**SUPPLIED ENTRIES:**
================================
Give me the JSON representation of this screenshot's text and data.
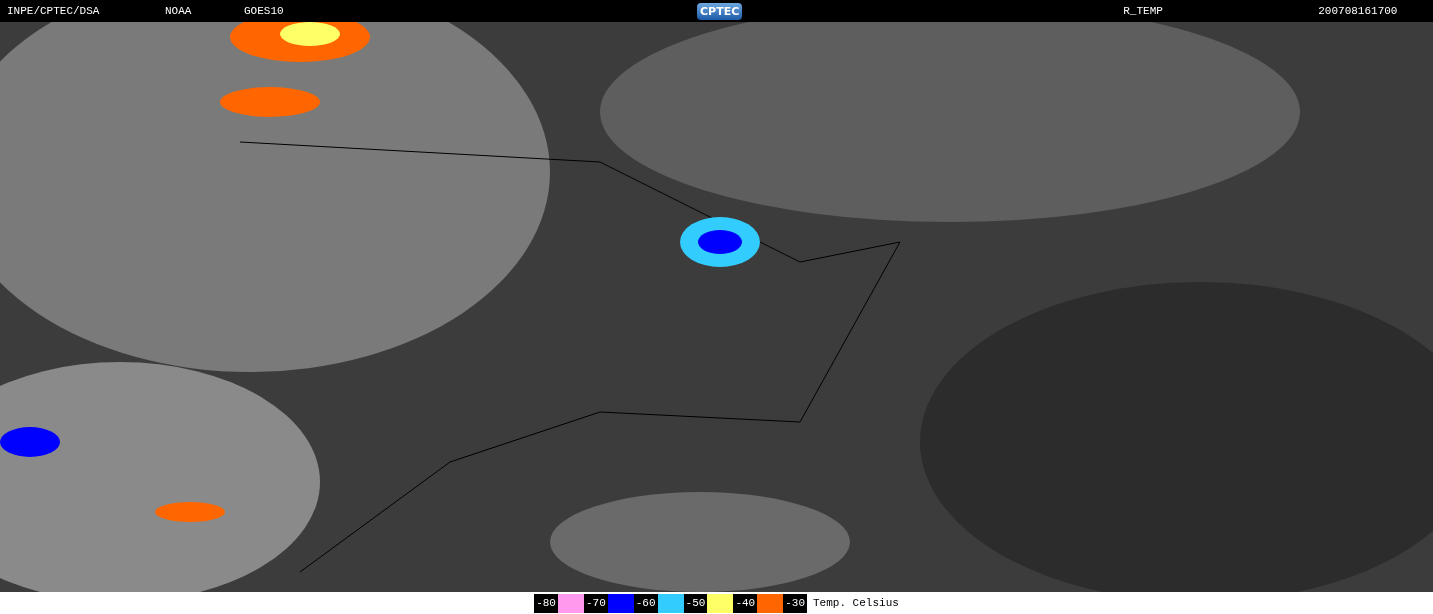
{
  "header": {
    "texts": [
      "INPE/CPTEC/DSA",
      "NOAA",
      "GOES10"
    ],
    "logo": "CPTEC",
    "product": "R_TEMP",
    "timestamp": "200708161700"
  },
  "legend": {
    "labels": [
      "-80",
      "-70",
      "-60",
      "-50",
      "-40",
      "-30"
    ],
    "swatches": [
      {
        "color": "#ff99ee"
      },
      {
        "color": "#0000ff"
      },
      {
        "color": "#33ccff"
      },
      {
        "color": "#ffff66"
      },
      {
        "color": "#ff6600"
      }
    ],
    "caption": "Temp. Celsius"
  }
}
================================
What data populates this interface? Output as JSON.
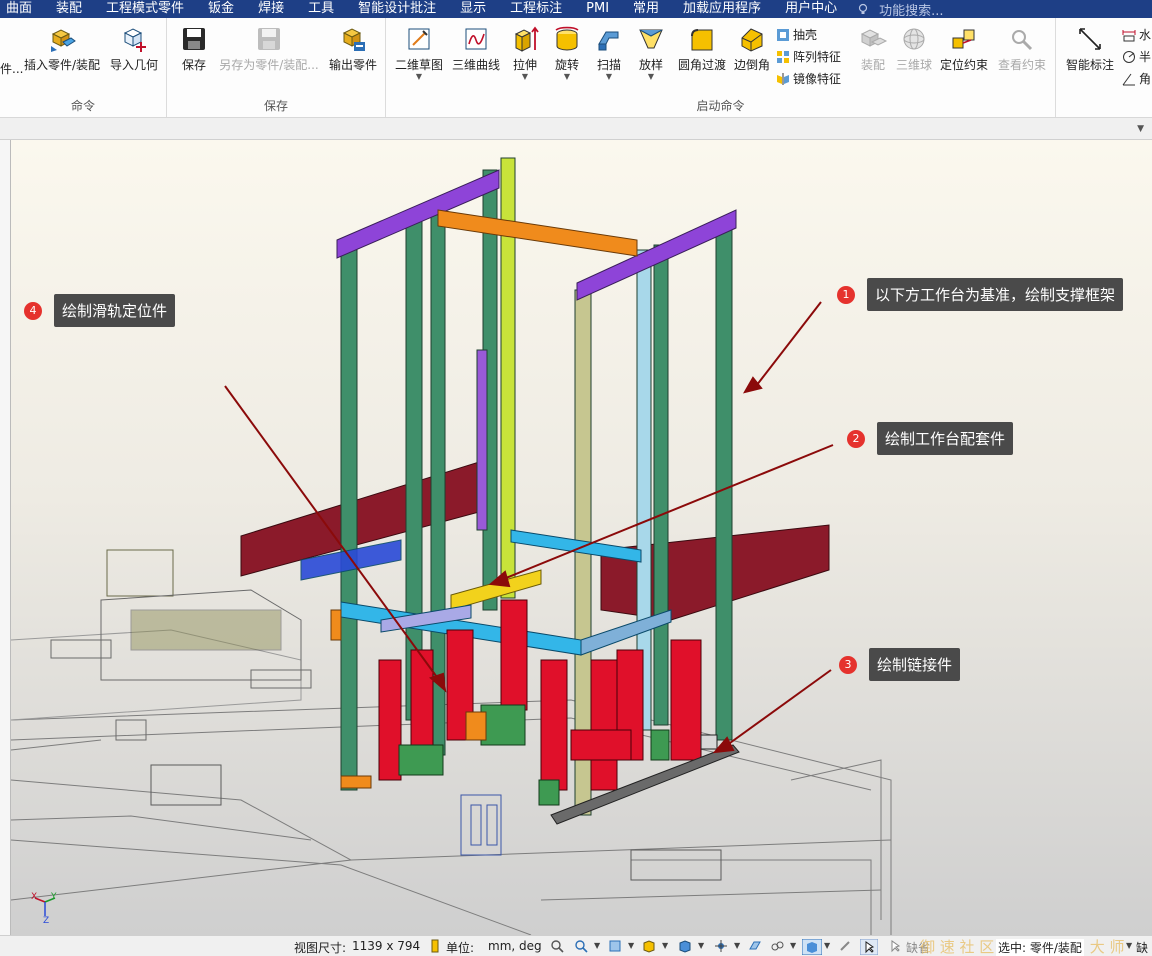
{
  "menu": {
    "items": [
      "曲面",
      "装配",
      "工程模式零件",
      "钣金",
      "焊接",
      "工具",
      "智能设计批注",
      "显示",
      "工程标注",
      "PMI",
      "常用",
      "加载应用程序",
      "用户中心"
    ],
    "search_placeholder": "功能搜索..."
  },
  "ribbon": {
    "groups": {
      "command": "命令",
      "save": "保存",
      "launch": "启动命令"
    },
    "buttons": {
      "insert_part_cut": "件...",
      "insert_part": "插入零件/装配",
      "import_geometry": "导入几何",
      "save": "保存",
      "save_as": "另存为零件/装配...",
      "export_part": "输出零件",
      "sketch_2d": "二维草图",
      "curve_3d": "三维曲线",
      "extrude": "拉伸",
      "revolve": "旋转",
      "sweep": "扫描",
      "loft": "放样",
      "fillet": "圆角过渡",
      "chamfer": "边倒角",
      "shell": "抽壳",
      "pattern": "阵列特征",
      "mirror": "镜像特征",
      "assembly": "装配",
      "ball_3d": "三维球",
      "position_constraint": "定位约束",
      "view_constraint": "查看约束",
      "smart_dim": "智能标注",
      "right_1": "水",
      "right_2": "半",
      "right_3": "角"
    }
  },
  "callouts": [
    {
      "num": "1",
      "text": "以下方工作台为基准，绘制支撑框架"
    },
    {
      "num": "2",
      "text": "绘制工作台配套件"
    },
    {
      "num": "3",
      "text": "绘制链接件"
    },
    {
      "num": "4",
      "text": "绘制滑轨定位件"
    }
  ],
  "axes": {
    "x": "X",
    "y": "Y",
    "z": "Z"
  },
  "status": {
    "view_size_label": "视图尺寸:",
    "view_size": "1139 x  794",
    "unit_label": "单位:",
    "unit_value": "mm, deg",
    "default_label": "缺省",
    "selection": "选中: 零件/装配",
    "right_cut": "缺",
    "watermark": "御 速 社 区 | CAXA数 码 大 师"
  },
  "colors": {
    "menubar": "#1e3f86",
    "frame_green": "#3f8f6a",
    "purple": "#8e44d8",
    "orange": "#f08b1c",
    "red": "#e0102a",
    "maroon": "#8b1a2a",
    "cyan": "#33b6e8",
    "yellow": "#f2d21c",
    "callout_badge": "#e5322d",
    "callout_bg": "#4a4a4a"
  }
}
================================
**WHAT THE TASK REQUIRES:**
In the material above, find each line that contains the word "JSON", and select it.

**EXERCISE RESPONSE:**
Give me the JSON representation of this screenshot's text and data.
What data populates this interface? Output as JSON.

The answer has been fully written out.